_Requirements:_ Scan the data below and report how many lines include the word "iBMD". Nothing else is wanted.

Records from a data collection:
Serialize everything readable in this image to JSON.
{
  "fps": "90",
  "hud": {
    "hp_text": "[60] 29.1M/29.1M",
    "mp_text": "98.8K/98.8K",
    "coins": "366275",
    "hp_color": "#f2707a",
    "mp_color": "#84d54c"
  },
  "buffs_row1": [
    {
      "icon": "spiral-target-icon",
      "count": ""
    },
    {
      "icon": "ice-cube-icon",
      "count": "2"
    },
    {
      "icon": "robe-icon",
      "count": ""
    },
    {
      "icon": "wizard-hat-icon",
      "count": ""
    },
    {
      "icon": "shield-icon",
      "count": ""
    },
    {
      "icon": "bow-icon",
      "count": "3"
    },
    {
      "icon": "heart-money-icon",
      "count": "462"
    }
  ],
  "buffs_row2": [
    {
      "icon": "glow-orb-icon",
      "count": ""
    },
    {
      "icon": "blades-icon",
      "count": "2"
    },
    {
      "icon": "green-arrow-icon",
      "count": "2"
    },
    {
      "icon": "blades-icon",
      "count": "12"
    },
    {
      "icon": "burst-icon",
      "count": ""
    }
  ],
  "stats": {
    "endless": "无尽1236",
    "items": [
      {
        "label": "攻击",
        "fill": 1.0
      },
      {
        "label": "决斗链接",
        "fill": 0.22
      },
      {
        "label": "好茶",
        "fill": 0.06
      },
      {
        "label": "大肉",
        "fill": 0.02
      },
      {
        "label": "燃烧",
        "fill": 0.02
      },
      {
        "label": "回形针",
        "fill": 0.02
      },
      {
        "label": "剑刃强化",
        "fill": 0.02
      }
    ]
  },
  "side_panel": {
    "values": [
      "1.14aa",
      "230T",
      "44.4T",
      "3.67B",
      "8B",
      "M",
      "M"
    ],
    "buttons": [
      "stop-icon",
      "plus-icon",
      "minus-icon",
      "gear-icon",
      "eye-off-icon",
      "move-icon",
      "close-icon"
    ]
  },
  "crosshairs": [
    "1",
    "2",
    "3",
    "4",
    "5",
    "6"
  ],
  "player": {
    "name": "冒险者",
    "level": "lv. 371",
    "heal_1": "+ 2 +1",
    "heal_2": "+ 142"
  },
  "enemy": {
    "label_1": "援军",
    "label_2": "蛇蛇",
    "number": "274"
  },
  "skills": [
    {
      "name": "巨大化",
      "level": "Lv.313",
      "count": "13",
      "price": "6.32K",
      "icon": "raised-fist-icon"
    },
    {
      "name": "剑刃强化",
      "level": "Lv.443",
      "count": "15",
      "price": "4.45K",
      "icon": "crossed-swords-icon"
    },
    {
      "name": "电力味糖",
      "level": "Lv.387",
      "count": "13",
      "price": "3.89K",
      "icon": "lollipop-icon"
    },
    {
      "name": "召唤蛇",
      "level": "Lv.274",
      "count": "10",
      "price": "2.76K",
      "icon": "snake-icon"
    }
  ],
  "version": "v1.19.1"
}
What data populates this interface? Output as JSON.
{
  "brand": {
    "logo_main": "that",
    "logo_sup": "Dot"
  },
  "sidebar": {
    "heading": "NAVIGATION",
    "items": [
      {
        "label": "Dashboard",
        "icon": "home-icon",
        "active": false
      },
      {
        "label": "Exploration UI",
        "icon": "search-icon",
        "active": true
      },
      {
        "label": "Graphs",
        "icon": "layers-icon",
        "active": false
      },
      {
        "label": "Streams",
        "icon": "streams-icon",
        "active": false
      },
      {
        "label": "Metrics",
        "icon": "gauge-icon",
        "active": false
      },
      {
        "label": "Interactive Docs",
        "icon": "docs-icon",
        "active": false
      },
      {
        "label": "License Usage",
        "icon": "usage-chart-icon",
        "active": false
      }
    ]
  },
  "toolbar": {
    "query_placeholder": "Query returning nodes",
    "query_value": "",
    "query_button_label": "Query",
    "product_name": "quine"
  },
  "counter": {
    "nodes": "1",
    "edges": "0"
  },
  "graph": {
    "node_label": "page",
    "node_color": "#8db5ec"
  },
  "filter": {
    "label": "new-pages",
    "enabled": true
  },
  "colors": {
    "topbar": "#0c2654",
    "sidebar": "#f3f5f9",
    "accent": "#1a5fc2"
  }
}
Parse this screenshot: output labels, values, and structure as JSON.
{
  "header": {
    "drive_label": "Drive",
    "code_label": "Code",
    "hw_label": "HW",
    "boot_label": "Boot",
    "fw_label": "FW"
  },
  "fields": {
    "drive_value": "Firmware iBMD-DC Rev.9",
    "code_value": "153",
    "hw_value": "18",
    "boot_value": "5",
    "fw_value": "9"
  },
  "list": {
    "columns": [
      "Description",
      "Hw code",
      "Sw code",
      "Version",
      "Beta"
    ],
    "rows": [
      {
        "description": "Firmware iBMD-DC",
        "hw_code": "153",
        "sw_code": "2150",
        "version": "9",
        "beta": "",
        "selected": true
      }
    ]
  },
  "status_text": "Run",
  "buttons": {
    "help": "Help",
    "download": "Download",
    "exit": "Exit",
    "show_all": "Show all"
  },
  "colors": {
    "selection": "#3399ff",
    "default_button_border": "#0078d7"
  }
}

_Finished answer:_ 2